> Task to complete
Identify the lines holding "string" and copy them.
** begin Records for processing **
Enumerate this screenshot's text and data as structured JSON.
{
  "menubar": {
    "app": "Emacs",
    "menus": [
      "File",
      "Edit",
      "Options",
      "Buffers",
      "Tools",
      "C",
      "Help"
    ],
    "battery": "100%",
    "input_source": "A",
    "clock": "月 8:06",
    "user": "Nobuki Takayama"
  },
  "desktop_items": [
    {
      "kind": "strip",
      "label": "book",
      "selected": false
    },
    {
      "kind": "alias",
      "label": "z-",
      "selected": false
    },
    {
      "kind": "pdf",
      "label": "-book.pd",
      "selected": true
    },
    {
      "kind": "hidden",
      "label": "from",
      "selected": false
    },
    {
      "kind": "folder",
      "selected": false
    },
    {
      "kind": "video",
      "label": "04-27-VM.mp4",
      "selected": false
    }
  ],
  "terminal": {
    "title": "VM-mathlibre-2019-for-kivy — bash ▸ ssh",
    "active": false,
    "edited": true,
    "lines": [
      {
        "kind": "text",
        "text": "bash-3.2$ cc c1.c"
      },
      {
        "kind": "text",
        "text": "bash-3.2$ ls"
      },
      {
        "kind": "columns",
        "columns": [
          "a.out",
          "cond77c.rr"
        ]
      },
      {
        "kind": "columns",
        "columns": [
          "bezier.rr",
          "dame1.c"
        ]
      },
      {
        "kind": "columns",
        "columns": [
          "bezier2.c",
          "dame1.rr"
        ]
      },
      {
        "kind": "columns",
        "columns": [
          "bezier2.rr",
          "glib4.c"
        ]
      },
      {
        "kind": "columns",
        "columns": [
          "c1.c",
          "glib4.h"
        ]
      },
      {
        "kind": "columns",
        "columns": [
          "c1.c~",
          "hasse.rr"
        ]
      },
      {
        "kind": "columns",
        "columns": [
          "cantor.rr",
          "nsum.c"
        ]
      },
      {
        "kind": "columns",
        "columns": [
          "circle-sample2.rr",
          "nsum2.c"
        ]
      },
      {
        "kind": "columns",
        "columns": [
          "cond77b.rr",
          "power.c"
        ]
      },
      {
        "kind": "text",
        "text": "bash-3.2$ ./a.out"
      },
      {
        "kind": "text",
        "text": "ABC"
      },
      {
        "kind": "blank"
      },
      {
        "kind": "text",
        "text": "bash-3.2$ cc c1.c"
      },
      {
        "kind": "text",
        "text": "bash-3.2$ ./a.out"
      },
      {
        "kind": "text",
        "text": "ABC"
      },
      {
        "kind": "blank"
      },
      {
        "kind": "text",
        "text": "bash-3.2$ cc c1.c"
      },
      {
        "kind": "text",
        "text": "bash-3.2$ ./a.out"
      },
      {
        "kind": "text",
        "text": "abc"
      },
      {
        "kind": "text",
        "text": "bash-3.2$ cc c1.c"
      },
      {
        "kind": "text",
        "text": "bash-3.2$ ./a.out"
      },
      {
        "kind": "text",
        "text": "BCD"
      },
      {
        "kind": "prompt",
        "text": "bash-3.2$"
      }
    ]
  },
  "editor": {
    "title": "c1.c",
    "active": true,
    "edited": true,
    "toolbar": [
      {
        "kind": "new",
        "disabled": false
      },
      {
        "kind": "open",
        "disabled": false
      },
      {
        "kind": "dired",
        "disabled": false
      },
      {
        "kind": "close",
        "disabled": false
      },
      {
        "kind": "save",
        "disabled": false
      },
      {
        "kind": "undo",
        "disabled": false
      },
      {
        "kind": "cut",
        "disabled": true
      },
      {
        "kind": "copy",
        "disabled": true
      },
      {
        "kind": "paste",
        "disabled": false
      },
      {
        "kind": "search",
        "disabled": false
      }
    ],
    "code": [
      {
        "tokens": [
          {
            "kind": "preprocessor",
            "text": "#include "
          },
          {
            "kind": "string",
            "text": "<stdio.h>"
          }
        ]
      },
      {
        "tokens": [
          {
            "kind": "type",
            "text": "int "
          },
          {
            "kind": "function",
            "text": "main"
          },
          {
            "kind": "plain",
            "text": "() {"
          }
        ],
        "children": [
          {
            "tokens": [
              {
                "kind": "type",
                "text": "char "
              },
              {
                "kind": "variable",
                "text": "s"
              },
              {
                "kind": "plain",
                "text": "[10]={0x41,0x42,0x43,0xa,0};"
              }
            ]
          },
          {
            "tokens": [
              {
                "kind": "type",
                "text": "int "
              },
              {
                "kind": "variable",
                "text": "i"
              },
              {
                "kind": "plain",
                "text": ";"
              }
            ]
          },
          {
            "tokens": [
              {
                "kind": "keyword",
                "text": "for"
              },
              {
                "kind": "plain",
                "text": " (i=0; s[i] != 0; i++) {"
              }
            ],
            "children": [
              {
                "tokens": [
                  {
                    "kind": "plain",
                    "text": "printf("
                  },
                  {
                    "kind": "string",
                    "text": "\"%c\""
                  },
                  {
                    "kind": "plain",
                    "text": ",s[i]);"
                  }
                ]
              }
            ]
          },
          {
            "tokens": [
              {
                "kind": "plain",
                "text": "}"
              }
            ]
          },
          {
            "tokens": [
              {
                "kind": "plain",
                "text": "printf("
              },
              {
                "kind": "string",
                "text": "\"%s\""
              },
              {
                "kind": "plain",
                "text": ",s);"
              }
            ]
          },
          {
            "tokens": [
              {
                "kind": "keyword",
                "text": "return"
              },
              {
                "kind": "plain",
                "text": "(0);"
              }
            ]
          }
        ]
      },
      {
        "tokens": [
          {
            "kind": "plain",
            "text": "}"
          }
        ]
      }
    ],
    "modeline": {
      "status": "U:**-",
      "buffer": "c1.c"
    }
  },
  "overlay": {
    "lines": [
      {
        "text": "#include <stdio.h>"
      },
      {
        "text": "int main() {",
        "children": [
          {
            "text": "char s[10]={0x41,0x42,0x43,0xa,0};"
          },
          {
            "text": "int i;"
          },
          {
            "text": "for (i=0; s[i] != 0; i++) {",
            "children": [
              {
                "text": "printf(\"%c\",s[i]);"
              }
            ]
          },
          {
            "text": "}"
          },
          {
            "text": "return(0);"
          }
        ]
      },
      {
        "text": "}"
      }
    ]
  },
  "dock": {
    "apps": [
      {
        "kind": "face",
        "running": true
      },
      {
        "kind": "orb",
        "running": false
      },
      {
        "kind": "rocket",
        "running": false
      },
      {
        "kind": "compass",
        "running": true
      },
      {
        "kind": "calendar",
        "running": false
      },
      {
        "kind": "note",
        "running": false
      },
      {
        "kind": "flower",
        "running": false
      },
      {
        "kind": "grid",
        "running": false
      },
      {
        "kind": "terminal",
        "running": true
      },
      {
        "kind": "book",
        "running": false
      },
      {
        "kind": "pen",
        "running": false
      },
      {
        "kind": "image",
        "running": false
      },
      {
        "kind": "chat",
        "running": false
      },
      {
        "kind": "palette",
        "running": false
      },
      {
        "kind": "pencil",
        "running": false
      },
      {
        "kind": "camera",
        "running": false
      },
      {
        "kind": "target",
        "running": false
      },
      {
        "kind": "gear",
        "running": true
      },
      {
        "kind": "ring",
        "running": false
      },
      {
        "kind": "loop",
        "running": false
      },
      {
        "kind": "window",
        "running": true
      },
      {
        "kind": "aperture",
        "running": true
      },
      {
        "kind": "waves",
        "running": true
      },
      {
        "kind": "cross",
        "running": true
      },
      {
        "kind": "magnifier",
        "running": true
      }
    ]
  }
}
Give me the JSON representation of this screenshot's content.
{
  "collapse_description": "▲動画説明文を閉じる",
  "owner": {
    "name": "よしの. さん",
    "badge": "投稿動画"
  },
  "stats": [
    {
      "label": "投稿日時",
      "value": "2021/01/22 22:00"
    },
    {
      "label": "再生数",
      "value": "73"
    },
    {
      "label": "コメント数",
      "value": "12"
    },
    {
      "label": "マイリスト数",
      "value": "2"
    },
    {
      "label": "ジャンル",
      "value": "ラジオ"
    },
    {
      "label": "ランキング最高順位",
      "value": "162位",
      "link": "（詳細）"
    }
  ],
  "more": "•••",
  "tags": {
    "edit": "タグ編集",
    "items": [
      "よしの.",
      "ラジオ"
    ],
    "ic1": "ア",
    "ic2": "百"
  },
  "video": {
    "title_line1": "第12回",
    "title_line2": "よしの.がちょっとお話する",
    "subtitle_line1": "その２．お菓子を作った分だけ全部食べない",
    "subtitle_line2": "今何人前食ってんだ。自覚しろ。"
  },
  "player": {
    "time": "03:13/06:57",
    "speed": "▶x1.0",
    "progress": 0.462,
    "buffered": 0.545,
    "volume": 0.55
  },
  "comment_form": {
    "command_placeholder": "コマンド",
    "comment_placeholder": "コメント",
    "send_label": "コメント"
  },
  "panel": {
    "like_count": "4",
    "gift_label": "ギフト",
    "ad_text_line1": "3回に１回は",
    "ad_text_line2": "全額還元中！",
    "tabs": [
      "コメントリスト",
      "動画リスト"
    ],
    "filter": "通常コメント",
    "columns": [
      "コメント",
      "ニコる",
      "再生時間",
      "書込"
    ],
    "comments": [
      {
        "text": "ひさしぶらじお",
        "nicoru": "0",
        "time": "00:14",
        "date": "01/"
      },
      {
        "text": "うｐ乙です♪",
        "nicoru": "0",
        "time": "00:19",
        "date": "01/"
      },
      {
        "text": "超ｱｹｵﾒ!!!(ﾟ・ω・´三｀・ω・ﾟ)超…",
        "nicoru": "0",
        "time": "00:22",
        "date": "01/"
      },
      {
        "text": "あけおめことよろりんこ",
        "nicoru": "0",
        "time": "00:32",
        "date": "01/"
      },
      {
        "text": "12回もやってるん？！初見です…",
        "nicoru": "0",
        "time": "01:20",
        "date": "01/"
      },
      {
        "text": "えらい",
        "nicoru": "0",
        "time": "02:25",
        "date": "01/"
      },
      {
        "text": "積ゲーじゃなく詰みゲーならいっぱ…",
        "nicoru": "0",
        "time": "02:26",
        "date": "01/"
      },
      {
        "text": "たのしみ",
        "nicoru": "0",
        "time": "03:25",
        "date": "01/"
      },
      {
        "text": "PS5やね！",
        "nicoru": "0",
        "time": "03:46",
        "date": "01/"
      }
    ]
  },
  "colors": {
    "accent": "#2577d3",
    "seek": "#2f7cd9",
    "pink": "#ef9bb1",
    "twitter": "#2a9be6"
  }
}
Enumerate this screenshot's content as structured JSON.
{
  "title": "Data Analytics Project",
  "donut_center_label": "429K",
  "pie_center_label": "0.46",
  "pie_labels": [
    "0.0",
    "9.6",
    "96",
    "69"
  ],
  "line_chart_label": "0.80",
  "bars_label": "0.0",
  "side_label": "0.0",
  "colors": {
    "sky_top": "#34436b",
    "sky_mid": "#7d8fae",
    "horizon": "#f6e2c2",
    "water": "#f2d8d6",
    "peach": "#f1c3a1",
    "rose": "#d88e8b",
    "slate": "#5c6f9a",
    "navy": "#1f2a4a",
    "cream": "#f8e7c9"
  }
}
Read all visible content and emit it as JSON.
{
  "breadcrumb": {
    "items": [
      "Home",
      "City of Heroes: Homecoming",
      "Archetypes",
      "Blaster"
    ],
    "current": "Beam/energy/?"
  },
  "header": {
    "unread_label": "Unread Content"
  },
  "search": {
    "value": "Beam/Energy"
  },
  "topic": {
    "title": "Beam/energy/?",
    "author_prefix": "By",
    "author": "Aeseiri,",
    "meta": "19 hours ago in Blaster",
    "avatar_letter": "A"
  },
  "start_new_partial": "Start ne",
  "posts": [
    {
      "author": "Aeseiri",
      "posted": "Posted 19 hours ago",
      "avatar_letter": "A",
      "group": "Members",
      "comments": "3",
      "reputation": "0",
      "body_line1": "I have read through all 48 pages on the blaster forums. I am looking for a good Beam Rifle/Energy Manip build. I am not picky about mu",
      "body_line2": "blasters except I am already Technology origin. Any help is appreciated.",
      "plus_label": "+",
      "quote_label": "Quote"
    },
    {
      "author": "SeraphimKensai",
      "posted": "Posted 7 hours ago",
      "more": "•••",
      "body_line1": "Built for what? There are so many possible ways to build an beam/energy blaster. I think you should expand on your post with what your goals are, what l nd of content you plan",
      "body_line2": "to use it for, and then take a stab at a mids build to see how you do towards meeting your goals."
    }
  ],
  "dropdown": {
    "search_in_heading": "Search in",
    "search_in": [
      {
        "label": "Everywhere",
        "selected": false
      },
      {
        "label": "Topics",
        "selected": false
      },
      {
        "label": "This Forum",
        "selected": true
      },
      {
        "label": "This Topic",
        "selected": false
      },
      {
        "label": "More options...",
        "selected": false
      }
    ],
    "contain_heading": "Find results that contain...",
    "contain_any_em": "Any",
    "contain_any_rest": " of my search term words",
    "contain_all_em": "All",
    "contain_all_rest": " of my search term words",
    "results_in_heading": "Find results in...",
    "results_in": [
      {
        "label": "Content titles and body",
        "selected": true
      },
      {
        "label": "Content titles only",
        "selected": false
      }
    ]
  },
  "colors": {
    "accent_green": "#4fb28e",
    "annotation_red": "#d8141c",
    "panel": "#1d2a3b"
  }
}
** end Records for processing **
> Correct result
            "kind": "string",
                    "kind": "string",
                "kind": "string",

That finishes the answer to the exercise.